◆ Task description: Using the entries that follow, count the lines containing the word "JSON" and give that number by itself.

__________________________________________________

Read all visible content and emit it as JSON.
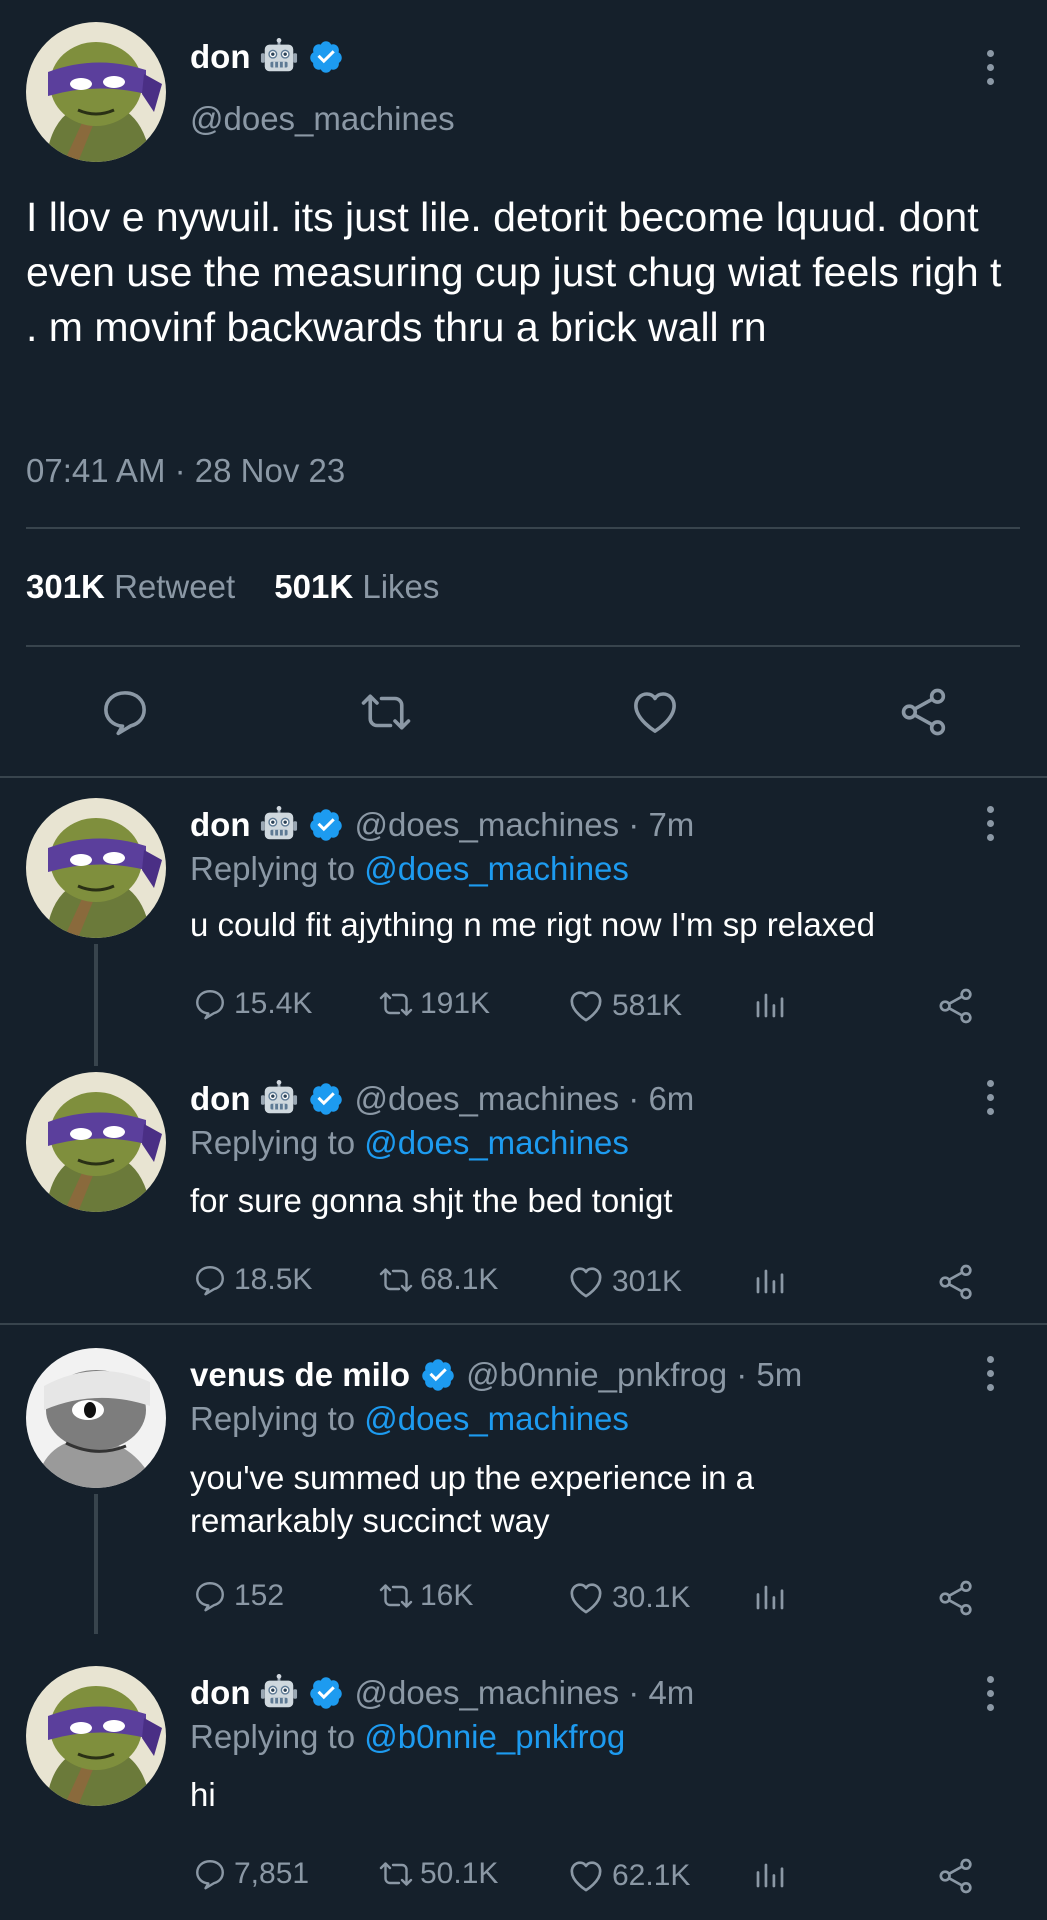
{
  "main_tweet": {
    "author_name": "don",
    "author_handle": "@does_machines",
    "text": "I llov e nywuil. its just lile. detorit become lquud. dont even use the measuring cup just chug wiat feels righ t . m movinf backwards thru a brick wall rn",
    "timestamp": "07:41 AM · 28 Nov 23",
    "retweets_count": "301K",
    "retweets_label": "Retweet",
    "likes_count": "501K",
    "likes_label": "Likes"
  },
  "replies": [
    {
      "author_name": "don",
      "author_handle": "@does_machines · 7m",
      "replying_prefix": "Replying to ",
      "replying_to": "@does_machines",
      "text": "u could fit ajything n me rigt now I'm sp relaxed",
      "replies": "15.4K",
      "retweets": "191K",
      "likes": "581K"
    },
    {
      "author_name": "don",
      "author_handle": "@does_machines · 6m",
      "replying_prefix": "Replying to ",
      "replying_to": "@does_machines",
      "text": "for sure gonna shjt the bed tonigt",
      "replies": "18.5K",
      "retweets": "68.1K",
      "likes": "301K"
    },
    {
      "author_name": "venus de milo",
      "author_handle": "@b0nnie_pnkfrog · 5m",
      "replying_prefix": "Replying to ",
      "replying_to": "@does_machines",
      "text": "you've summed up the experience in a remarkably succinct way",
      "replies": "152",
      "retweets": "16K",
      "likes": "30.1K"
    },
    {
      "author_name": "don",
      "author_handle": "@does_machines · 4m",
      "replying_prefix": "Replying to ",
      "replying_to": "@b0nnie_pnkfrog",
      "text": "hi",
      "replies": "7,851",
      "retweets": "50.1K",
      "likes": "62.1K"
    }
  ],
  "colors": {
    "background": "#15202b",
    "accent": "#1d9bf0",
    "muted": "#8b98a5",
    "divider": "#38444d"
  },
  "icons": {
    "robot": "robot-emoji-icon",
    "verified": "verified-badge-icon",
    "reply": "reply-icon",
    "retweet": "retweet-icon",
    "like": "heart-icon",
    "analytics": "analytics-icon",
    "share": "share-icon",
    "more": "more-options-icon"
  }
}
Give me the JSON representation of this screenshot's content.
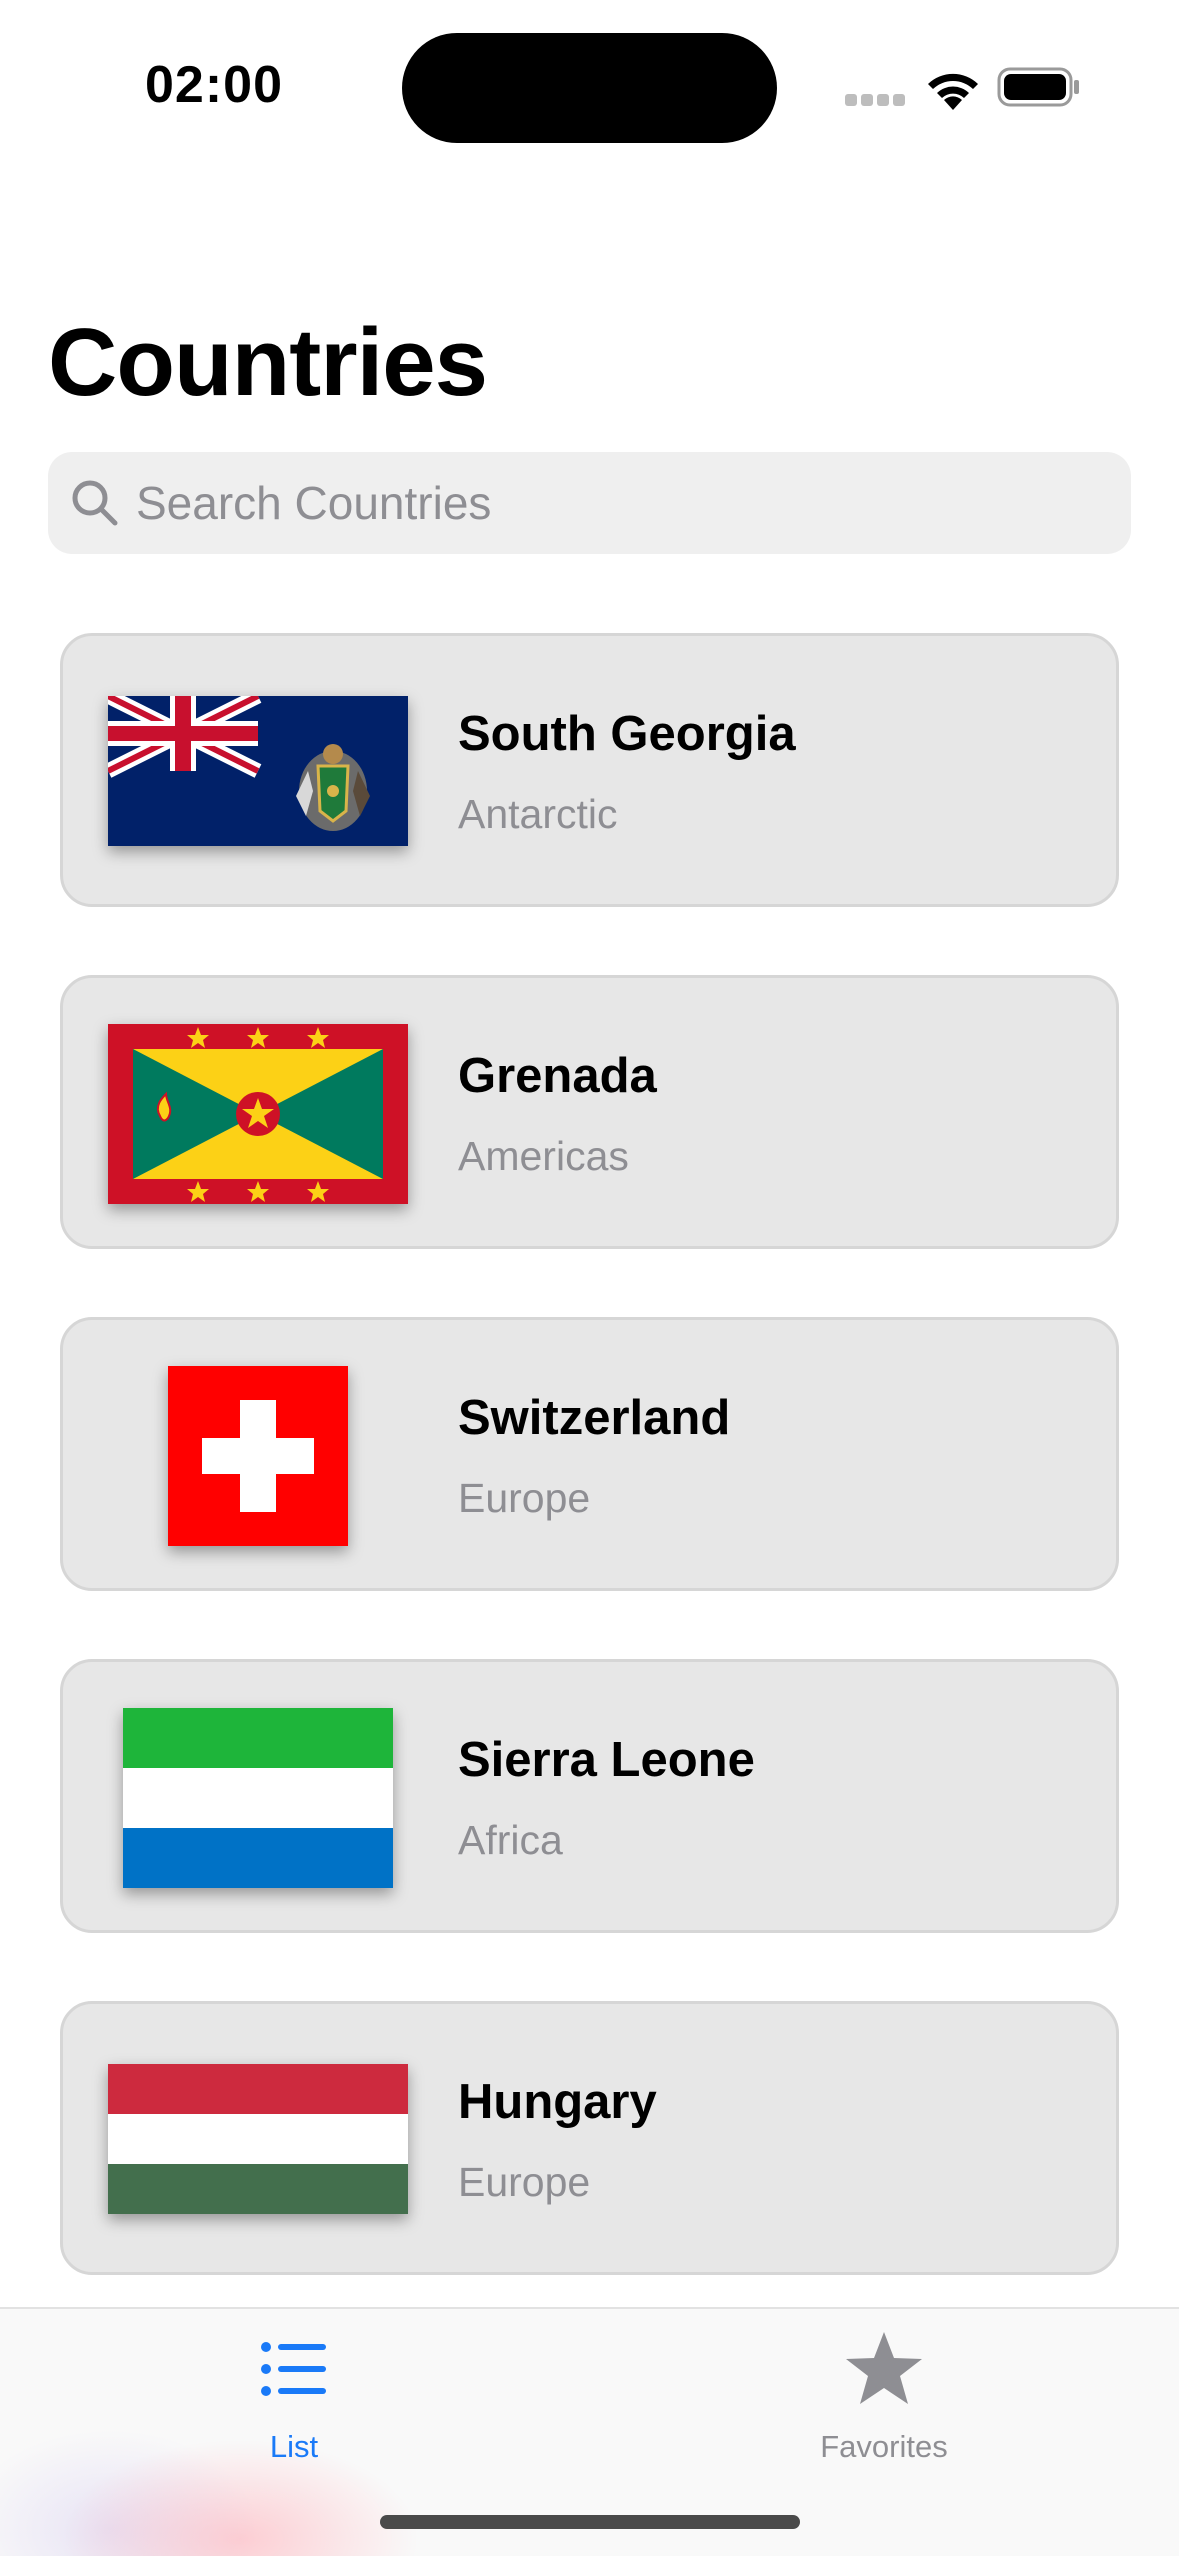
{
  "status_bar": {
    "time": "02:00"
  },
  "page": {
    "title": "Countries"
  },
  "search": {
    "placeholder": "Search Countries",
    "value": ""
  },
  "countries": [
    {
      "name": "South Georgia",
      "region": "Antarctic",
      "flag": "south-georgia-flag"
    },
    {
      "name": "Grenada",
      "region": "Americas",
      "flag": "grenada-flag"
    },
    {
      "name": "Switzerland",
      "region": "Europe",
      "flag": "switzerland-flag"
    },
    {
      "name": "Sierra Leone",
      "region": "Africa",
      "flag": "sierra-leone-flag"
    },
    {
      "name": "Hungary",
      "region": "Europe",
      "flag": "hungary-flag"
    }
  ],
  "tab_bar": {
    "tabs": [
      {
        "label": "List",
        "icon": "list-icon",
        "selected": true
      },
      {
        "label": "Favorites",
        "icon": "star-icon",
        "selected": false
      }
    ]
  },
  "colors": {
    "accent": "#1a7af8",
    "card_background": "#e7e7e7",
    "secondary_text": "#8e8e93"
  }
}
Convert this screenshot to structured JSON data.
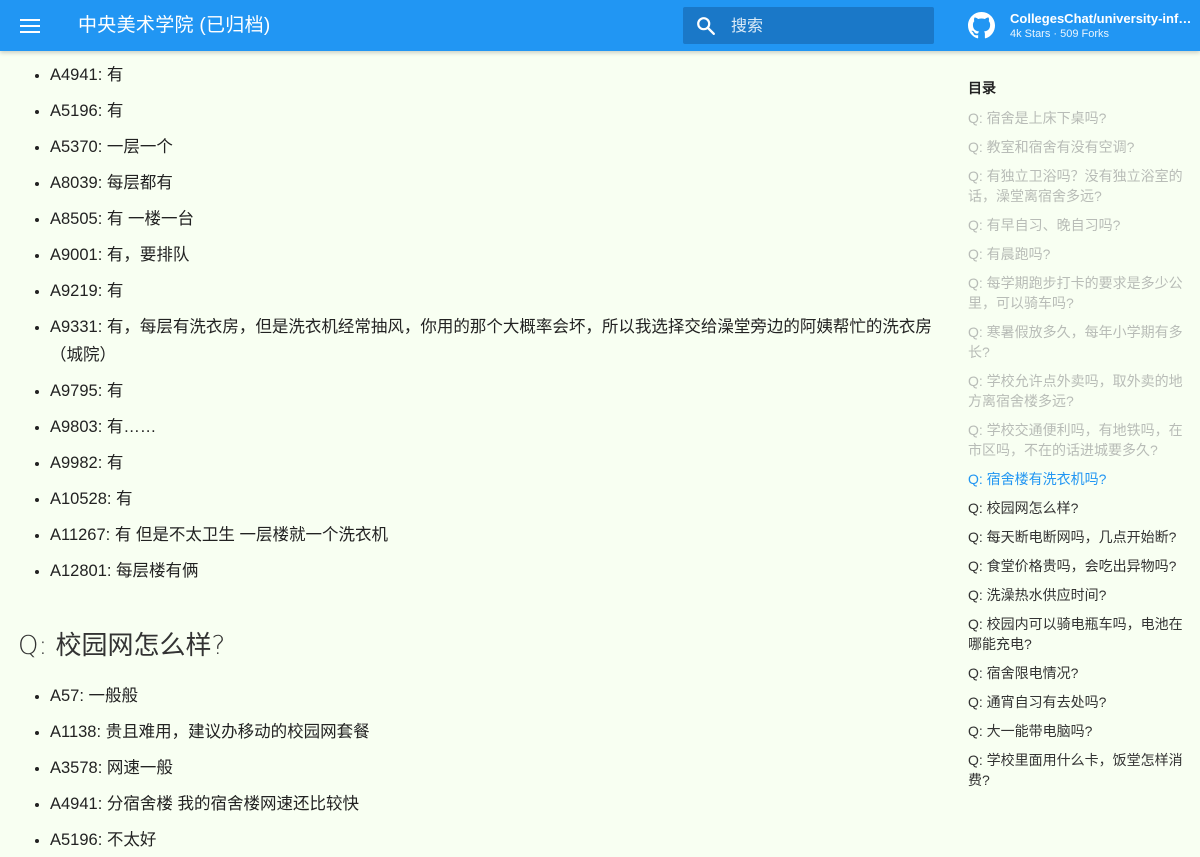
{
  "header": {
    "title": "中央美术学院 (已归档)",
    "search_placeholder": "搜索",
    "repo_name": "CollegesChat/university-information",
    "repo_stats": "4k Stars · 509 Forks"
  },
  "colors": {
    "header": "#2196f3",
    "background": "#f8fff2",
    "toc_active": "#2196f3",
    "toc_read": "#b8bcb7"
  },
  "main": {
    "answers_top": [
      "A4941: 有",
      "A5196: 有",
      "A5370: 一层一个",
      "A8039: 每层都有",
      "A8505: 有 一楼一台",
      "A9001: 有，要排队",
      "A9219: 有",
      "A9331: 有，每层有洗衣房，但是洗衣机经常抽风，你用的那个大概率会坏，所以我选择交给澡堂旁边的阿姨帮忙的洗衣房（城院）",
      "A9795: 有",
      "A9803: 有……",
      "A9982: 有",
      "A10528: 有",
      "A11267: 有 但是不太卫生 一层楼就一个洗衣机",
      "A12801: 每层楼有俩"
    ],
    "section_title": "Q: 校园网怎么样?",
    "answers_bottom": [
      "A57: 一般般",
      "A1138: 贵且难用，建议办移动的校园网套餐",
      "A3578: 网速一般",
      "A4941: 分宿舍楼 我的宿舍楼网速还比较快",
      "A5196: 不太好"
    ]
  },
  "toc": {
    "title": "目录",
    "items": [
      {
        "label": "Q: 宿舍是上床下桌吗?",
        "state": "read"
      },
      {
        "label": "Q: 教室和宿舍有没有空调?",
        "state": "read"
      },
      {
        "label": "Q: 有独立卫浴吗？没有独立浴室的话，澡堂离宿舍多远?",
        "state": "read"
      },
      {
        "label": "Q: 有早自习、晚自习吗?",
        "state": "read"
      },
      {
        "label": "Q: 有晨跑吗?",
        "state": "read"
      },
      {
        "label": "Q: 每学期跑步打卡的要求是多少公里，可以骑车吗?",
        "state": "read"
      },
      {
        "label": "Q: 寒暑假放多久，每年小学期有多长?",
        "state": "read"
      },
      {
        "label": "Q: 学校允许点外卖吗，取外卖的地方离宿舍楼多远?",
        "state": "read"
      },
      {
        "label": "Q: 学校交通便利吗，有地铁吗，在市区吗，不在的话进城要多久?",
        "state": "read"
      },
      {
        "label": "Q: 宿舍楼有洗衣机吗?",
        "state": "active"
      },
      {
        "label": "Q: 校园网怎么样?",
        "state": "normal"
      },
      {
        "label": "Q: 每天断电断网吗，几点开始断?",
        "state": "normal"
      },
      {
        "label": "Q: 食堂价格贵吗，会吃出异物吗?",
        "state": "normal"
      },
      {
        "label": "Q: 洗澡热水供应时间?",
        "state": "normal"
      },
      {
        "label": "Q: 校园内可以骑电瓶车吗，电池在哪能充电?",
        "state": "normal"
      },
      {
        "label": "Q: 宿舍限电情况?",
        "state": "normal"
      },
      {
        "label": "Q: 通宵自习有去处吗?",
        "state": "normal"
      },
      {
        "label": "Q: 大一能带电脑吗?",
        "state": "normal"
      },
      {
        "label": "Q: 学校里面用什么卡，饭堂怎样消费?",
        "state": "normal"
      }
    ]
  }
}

__________________________________________________

◆ Solution to this problem: 3